- [Goal] Identify the lines that include the word "Cognitive", then copy all of them.
## Begin Excerpted data
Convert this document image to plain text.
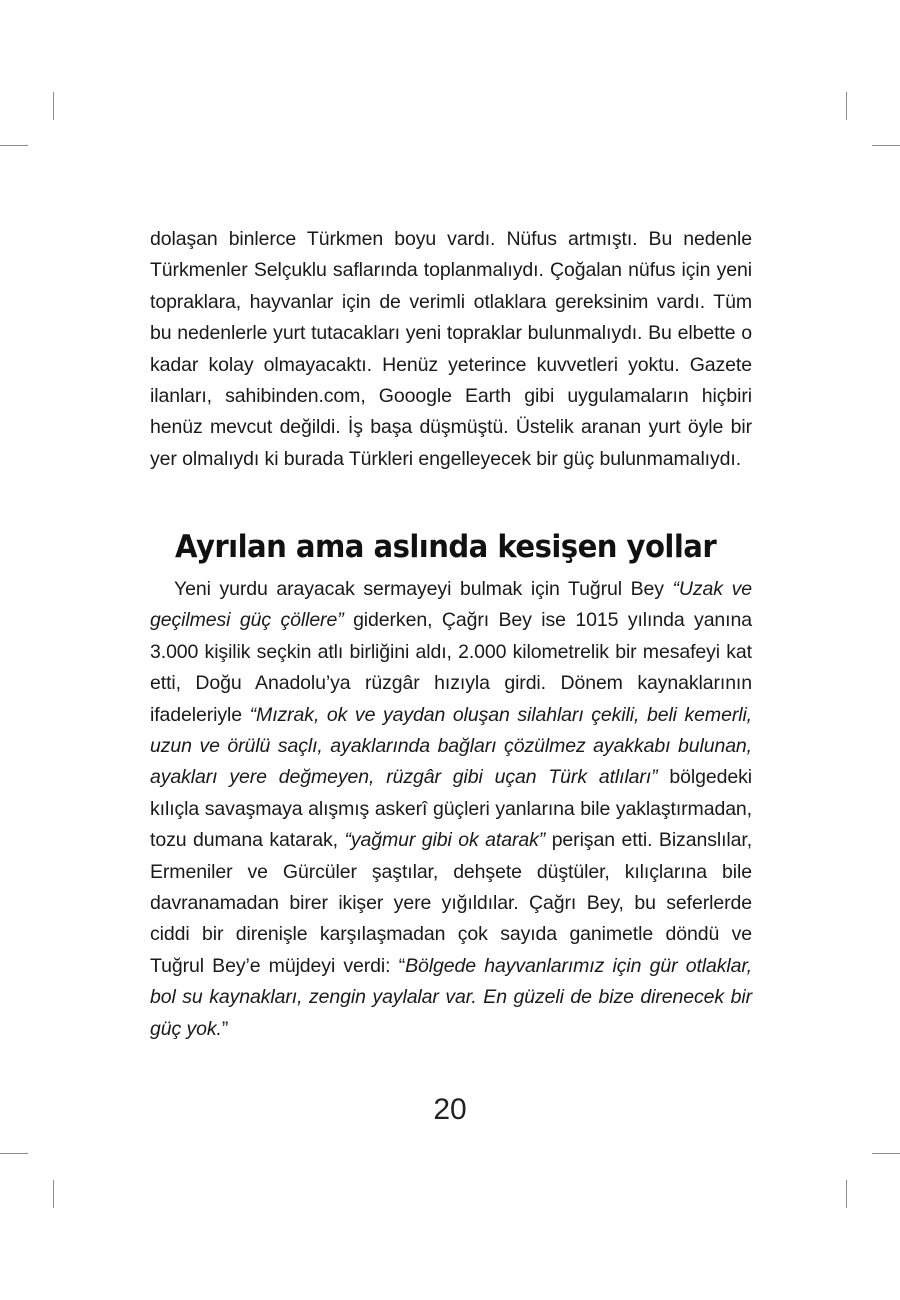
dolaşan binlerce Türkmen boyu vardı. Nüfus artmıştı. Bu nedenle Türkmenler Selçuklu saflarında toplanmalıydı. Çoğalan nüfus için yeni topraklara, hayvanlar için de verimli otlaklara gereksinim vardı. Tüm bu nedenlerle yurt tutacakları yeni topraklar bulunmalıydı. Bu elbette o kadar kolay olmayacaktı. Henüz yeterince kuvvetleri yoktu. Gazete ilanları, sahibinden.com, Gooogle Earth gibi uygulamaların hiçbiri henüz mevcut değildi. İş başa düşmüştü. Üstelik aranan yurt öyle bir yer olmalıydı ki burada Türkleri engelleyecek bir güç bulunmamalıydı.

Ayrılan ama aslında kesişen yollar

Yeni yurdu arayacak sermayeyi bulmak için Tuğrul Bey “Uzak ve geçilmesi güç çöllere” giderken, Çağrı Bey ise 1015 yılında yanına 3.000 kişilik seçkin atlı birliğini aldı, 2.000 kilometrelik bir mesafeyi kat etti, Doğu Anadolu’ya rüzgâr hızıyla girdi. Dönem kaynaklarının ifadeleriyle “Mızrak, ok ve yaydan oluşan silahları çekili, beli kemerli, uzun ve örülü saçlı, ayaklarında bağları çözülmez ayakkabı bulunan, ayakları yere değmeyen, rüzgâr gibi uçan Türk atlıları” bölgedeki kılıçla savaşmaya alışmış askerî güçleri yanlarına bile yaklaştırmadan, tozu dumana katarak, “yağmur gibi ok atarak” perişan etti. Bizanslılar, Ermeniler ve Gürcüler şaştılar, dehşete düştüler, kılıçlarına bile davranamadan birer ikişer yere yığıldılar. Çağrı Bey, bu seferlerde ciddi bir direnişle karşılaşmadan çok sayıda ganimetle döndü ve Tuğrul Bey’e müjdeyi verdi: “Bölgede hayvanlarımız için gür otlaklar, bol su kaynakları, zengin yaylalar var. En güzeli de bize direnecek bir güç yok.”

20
## End Excerpted data
## Begin Excerpted data
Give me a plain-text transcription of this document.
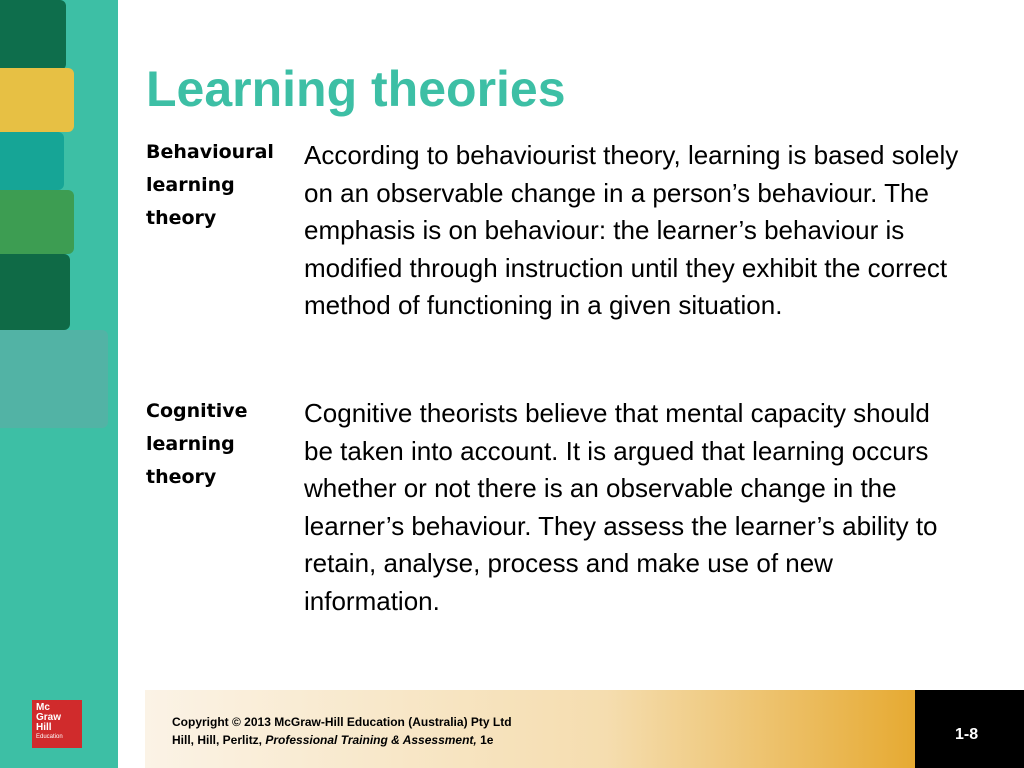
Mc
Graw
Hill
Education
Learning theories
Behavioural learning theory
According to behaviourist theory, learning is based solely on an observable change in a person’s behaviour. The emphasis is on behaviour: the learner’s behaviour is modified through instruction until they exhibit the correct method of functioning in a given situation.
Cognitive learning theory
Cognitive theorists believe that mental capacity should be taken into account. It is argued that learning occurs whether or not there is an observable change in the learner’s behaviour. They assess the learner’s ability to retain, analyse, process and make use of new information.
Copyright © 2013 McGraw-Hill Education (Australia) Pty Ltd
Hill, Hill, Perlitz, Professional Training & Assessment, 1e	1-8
## End Excerpted data
- [Result]
Cognitive learning theory
Cognitive theorists believe that mental capacity should be taken into account. It is argued that learning occurs whether or not there is an observable change in the learner’s behaviour. They assess the learner’s ability to retain, analyse, process and make use of new information.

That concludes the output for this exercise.